*Set exercise:* Reproduce the listing word for word. Skip any image.

*Records contained in a dataset:*
......

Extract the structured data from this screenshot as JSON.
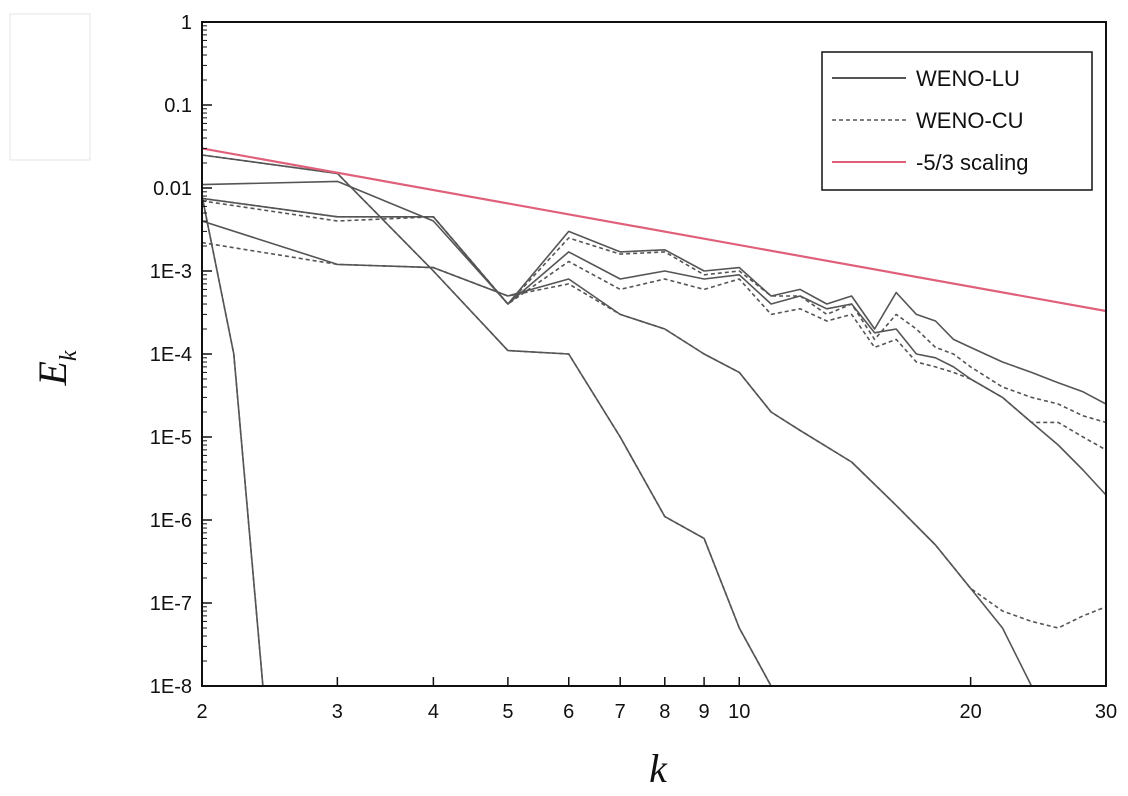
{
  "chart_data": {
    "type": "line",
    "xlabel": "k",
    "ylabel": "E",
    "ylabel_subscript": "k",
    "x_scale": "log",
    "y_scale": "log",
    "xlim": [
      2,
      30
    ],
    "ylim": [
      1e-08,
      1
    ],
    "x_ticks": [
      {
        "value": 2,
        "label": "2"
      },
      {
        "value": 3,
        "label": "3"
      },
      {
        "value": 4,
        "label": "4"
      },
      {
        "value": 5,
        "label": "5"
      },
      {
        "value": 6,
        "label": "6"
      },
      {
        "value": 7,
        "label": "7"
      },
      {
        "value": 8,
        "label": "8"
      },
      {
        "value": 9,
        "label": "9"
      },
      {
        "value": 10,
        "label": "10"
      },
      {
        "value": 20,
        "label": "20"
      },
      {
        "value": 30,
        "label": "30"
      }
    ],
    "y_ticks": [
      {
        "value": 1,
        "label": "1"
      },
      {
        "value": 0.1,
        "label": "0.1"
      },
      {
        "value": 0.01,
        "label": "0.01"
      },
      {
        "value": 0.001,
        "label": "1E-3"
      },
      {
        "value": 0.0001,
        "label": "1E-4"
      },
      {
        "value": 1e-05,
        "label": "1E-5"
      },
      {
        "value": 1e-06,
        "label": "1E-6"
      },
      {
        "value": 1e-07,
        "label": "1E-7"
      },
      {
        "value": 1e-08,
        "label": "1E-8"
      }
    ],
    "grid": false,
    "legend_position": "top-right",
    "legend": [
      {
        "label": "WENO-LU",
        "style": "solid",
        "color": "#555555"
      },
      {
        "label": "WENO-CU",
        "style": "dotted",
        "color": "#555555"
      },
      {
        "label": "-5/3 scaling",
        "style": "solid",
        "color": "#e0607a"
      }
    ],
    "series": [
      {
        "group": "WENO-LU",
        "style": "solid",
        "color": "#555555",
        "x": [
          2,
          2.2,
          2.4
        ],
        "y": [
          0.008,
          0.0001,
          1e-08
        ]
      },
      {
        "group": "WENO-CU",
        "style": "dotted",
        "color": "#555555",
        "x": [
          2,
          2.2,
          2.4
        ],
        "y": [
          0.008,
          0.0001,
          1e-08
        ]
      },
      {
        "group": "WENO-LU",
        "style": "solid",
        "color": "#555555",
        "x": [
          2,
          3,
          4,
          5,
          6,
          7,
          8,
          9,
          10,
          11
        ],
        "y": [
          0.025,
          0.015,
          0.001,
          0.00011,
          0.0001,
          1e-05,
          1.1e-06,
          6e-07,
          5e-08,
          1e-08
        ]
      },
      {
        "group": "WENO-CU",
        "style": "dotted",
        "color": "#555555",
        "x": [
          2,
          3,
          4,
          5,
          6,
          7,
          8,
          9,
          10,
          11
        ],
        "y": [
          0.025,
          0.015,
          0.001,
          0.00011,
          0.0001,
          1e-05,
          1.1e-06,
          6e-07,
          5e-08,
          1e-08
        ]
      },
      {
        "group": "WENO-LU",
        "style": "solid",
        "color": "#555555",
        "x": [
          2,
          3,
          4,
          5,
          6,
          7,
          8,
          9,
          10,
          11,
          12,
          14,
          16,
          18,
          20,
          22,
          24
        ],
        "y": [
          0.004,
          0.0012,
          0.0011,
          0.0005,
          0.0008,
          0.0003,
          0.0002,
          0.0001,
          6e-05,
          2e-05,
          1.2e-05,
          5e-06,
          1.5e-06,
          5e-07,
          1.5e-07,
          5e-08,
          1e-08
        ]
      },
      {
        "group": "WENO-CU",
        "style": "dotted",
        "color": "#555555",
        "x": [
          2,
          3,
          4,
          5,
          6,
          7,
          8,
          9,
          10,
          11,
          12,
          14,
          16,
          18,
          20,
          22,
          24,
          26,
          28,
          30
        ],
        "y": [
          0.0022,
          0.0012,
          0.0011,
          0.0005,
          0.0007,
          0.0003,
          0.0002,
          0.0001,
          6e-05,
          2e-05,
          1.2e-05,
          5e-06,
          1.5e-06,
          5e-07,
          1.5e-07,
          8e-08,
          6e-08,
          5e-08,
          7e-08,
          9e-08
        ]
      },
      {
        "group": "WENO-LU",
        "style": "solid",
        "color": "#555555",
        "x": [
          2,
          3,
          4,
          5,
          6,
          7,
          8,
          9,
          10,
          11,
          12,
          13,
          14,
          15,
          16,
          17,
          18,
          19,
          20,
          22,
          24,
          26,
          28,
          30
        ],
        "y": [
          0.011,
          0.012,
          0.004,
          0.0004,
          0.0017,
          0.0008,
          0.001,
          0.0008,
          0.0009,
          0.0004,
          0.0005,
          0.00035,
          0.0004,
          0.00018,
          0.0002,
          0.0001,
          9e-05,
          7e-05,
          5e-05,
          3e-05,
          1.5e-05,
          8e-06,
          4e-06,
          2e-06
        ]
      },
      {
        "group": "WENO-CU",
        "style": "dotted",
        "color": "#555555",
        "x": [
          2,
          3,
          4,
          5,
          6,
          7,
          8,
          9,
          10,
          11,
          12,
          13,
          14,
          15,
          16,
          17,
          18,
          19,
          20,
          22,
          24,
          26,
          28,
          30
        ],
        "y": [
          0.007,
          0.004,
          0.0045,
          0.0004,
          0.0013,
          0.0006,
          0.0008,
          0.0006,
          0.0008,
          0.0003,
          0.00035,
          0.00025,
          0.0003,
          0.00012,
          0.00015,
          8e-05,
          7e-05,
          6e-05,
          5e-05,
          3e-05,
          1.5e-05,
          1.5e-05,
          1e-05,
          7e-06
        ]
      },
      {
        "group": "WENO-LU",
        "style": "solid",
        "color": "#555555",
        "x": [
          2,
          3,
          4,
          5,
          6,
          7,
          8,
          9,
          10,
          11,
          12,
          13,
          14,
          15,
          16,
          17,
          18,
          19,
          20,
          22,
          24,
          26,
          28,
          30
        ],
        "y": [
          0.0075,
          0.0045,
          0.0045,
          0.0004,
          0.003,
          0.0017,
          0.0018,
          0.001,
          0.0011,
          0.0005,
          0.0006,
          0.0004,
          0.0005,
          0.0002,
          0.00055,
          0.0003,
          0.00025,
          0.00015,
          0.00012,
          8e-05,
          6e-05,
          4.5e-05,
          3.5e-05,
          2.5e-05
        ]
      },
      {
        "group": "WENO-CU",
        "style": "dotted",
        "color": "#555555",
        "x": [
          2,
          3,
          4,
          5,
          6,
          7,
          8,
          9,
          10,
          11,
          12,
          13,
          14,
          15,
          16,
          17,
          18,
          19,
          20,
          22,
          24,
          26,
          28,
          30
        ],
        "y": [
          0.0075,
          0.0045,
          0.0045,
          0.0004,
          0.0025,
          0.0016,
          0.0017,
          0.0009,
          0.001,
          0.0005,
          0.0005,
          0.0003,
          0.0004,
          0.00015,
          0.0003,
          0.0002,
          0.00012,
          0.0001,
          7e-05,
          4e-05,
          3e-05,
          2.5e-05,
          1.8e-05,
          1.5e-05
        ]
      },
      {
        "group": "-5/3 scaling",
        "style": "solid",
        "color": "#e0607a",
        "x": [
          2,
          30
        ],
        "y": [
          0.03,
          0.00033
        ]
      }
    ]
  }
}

......

*Answer to this task:*
Extract the structured data from this screenshot as JSON.
{
  "chart_data": {
    "type": "line",
    "xlabel": "k",
    "ylabel": "E",
    "ylabel_subscript": "k",
    "x_scale": "log",
    "y_scale": "log",
    "xlim": [
      2,
      30
    ],
    "ylim": [
      1e-08,
      1
    ],
    "x_ticks": [
      {
        "value": 2,
        "label": "2"
      },
      {
        "value": 3,
        "label": "3"
      },
      {
        "value": 4,
        "label": "4"
      },
      {
        "value": 5,
        "label": "5"
      },
      {
        "value": 6,
        "label": "6"
      },
      {
        "value": 7,
        "label": "7"
      },
      {
        "value": 8,
        "label": "8"
      },
      {
        "value": 9,
        "label": "9"
      },
      {
        "value": 10,
        "label": "10"
      },
      {
        "value": 20,
        "label": "20"
      },
      {
        "value": 30,
        "label": "30"
      }
    ],
    "y_ticks": [
      {
        "value": 1,
        "label": "1"
      },
      {
        "value": 0.1,
        "label": "0.1"
      },
      {
        "value": 0.01,
        "label": "0.01"
      },
      {
        "value": 0.001,
        "label": "1E-3"
      },
      {
        "value": 0.0001,
        "label": "1E-4"
      },
      {
        "value": 1e-05,
        "label": "1E-5"
      },
      {
        "value": 1e-06,
        "label": "1E-6"
      },
      {
        "value": 1e-07,
        "label": "1E-7"
      },
      {
        "value": 1e-08,
        "label": "1E-8"
      }
    ],
    "grid": false,
    "legend_position": "top-right",
    "legend": [
      {
        "label": "WENO-LU",
        "style": "solid",
        "color": "#555555"
      },
      {
        "label": "WENO-CU",
        "style": "dotted",
        "color": "#555555"
      },
      {
        "label": "-5/3 scaling",
        "style": "solid",
        "color": "#e0607a"
      }
    ],
    "series": [
      {
        "group": "WENO-LU",
        "style": "solid",
        "color": "#555555",
        "x": [
          2,
          2.2,
          2.4
        ],
        "y": [
          0.008,
          0.0001,
          1e-08
        ]
      },
      {
        "group": "WENO-CU",
        "style": "dotted",
        "color": "#555555",
        "x": [
          2,
          2.2,
          2.4
        ],
        "y": [
          0.008,
          0.0001,
          1e-08
        ]
      },
      {
        "group": "WENO-LU",
        "style": "solid",
        "color": "#555555",
        "x": [
          2,
          3,
          4,
          5,
          6,
          7,
          8,
          9,
          10,
          11
        ],
        "y": [
          0.025,
          0.015,
          0.001,
          0.00011,
          0.0001,
          1e-05,
          1.1e-06,
          6e-07,
          5e-08,
          1e-08
        ]
      },
      {
        "group": "WENO-CU",
        "style": "dotted",
        "color": "#555555",
        "x": [
          2,
          3,
          4,
          5,
          6,
          7,
          8,
          9,
          10,
          11
        ],
        "y": [
          0.025,
          0.015,
          0.001,
          0.00011,
          0.0001,
          1e-05,
          1.1e-06,
          6e-07,
          5e-08,
          1e-08
        ]
      },
      {
        "group": "WENO-LU",
        "style": "solid",
        "color": "#555555",
        "x": [
          2,
          3,
          4,
          5,
          6,
          7,
          8,
          9,
          10,
          11,
          12,
          14,
          16,
          18,
          20,
          22,
          24
        ],
        "y": [
          0.004,
          0.0012,
          0.0011,
          0.0005,
          0.0008,
          0.0003,
          0.0002,
          0.0001,
          6e-05,
          2e-05,
          1.2e-05,
          5e-06,
          1.5e-06,
          5e-07,
          1.5e-07,
          5e-08,
          1e-08
        ]
      },
      {
        "group": "WENO-CU",
        "style": "dotted",
        "color": "#555555",
        "x": [
          2,
          3,
          4,
          5,
          6,
          7,
          8,
          9,
          10,
          11,
          12,
          14,
          16,
          18,
          20,
          22,
          24,
          26,
          28,
          30
        ],
        "y": [
          0.0022,
          0.0012,
          0.0011,
          0.0005,
          0.0007,
          0.0003,
          0.0002,
          0.0001,
          6e-05,
          2e-05,
          1.2e-05,
          5e-06,
          1.5e-06,
          5e-07,
          1.5e-07,
          8e-08,
          6e-08,
          5e-08,
          7e-08,
          9e-08
        ]
      },
      {
        "group": "WENO-LU",
        "style": "solid",
        "color": "#555555",
        "x": [
          2,
          3,
          4,
          5,
          6,
          7,
          8,
          9,
          10,
          11,
          12,
          13,
          14,
          15,
          16,
          17,
          18,
          19,
          20,
          22,
          24,
          26,
          28,
          30
        ],
        "y": [
          0.011,
          0.012,
          0.004,
          0.0004,
          0.0017,
          0.0008,
          0.001,
          0.0008,
          0.0009,
          0.0004,
          0.0005,
          0.00035,
          0.0004,
          0.00018,
          0.0002,
          0.0001,
          9e-05,
          7e-05,
          5e-05,
          3e-05,
          1.5e-05,
          8e-06,
          4e-06,
          2e-06
        ]
      },
      {
        "group": "WENO-CU",
        "style": "dotted",
        "color": "#555555",
        "x": [
          2,
          3,
          4,
          5,
          6,
          7,
          8,
          9,
          10,
          11,
          12,
          13,
          14,
          15,
          16,
          17,
          18,
          19,
          20,
          22,
          24,
          26,
          28,
          30
        ],
        "y": [
          0.007,
          0.004,
          0.0045,
          0.0004,
          0.0013,
          0.0006,
          0.0008,
          0.0006,
          0.0008,
          0.0003,
          0.00035,
          0.00025,
          0.0003,
          0.00012,
          0.00015,
          8e-05,
          7e-05,
          6e-05,
          5e-05,
          3e-05,
          1.5e-05,
          1.5e-05,
          1e-05,
          7e-06
        ]
      },
      {
        "group": "WENO-LU",
        "style": "solid",
        "color": "#555555",
        "x": [
          2,
          3,
          4,
          5,
          6,
          7,
          8,
          9,
          10,
          11,
          12,
          13,
          14,
          15,
          16,
          17,
          18,
          19,
          20,
          22,
          24,
          26,
          28,
          30
        ],
        "y": [
          0.0075,
          0.0045,
          0.0045,
          0.0004,
          0.003,
          0.0017,
          0.0018,
          0.001,
          0.0011,
          0.0005,
          0.0006,
          0.0004,
          0.0005,
          0.0002,
          0.00055,
          0.0003,
          0.00025,
          0.00015,
          0.00012,
          8e-05,
          6e-05,
          4.5e-05,
          3.5e-05,
          2.5e-05
        ]
      },
      {
        "group": "WENO-CU",
        "style": "dotted",
        "color": "#555555",
        "x": [
          2,
          3,
          4,
          5,
          6,
          7,
          8,
          9,
          10,
          11,
          12,
          13,
          14,
          15,
          16,
          17,
          18,
          19,
          20,
          22,
          24,
          26,
          28,
          30
        ],
        "y": [
          0.0075,
          0.0045,
          0.0045,
          0.0004,
          0.0025,
          0.0016,
          0.0017,
          0.0009,
          0.001,
          0.0005,
          0.0005,
          0.0003,
          0.0004,
          0.00015,
          0.0003,
          0.0002,
          0.00012,
          0.0001,
          7e-05,
          4e-05,
          3e-05,
          2.5e-05,
          1.8e-05,
          1.5e-05
        ]
      },
      {
        "group": "-5/3 scaling",
        "style": "solid",
        "color": "#e0607a",
        "x": [
          2,
          30
        ],
        "y": [
          0.03,
          0.00033
        ]
      }
    ]
  }
}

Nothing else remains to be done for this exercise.